AIM:
In full and without alteration, give the listing again.

-- start of EXTRACTED INFORMATION --

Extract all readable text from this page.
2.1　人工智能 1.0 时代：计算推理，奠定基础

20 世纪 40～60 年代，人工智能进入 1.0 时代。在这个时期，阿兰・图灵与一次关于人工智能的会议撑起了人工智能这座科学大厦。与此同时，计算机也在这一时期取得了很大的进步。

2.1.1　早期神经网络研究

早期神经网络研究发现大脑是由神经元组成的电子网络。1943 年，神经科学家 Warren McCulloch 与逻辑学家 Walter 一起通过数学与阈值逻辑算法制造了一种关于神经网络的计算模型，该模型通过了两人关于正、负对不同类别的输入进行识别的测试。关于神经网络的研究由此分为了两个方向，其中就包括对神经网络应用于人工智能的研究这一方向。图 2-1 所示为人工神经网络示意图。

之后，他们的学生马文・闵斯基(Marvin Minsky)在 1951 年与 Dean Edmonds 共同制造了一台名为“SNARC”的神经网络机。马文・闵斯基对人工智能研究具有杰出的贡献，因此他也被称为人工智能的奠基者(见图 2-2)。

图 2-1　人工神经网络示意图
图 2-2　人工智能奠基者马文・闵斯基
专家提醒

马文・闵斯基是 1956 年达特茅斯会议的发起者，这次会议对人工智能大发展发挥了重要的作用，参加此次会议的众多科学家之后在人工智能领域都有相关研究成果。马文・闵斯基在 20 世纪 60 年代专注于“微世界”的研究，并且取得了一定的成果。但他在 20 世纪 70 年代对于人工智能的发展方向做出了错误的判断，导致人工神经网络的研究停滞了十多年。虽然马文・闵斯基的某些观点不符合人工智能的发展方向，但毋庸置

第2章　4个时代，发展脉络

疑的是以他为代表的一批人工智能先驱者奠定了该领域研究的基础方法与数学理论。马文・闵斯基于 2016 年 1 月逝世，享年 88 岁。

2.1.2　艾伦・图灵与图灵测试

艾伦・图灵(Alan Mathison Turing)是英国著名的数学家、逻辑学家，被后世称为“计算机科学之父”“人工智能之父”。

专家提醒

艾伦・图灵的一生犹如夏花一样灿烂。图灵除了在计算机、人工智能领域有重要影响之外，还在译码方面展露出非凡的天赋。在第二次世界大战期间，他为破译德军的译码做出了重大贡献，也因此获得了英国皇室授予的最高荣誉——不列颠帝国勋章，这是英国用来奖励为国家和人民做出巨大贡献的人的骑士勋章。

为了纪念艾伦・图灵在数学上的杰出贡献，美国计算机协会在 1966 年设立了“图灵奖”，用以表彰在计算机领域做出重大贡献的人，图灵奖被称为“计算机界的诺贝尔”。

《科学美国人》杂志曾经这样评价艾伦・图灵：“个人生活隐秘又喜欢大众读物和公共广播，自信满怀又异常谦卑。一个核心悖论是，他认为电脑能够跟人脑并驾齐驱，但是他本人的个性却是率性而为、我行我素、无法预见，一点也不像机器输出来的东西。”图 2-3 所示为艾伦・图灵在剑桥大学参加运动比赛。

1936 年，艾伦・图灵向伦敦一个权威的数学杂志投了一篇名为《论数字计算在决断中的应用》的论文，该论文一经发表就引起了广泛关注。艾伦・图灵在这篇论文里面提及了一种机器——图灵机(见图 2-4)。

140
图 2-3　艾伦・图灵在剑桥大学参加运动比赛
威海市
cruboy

-- end of EXTRACTED INFORMATION --

ANSWER TO THIS PROBLEM:
Extract all readable text from this page.
2.1　人工智能 1.0 时代：计算推理，奠定基础

20 世纪 40～60 年代，人工智能进入 1.0 时代。在这个时期，阿兰・图灵与一次关于人工智能的会议撑起了人工智能这座科学大厦。与此同时，计算机也在这一时期取得了很大的进步。

2.1.1　早期神经网络研究

早期神经网络研究发现大脑是由神经元组成的电子网络。1943 年，神经科学家 Warren McCulloch 与逻辑学家 Walter 一起通过数学与阈值逻辑算法制造了一种关于神经网络的计算模型，该模型通过了两人关于正、负对不同类别的输入进行识别的测试。关于神经网络的研究由此分为了两个方向，其中就包括对神经网络应用于人工智能的研究这一方向。图 2-1 所示为人工神经网络示意图。

之后，他们的学生马文・闵斯基(Marvin Minsky)在 1951 年与 Dean Edmonds 共同制造了一台名为“SNARC”的神经网络机。马文・闵斯基对人工智能研究具有杰出的贡献，因此他也被称为人工智能的奠基者(见图 2-2)。

图 2-1　人工神经网络示意图
图 2-2　人工智能奠基者马文・闵斯基
专家提醒

马文・闵斯基是 1956 年达特茅斯会议的发起者，这次会议对人工智能大发展发挥了重要的作用，参加此次会议的众多科学家之后在人工智能领域都有相关研究成果。马文・闵斯基在 20 世纪 60 年代专注于“微世界”的研究，并且取得了一定的成果。但他在 20 世纪 70 年代对于人工智能的发展方向做出了错误的判断，导致人工神经网络的研究停滞了十多年。虽然马文・闵斯基的某些观点不符合人工智能的发展方向，但毋庸置

第2章　4个时代，发展脉络

疑的是以他为代表的一批人工智能先驱者奠定了该领域研究的基础方法与数学理论。马文・闵斯基于 2016 年 1 月逝世，享年 88 岁。

2.1.2　艾伦・图灵与图灵测试

艾伦・图灵(Alan Mathison Turing)是英国著名的数学家、逻辑学家，被后世称为“计算机科学之父”“人工智能之父”。

专家提醒

艾伦・图灵的一生犹如夏花一样灿烂。图灵除了在计算机、人工智能领域有重要影响之外，还在译码方面展露出非凡的天赋。在第二次世界大战期间，他为破译德军的译码做出了重大贡献，也因此获得了英国皇室授予的最高荣誉——不列颠帝国勋章，这是英国用来奖励为国家和人民做出巨大贡献的人的骑士勋章。

为了纪念艾伦・图灵在数学上的杰出贡献，美国计算机协会在 1966 年设立了“图灵奖”，用以表彰在计算机领域做出重大贡献的人，图灵奖被称为“计算机界的诺贝尔”。

《科学美国人》杂志曾经这样评价艾伦・图灵：“个人生活隐秘又喜欢大众读物和公共广播，自信满怀又异常谦卑。一个核心悖论是，他认为电脑能够跟人脑并驾齐驱，但是他本人的个性却是率性而为、我行我素、无法预见，一点也不像机器输出来的东西。”图 2-3 所示为艾伦・图灵在剑桥大学参加运动比赛。

1936 年，艾伦・图灵向伦敦一个权威的数学杂志投了一篇名为《论数字计算在决断中的应用》的论文，该论文一经发表就引起了广泛关注。艾伦・图灵在这篇论文里面提及了一种机器——图灵机(见图 2-4)。

140
图 2-3　艾伦・图灵在剑桥大学参加运动比赛
威海市
cruboy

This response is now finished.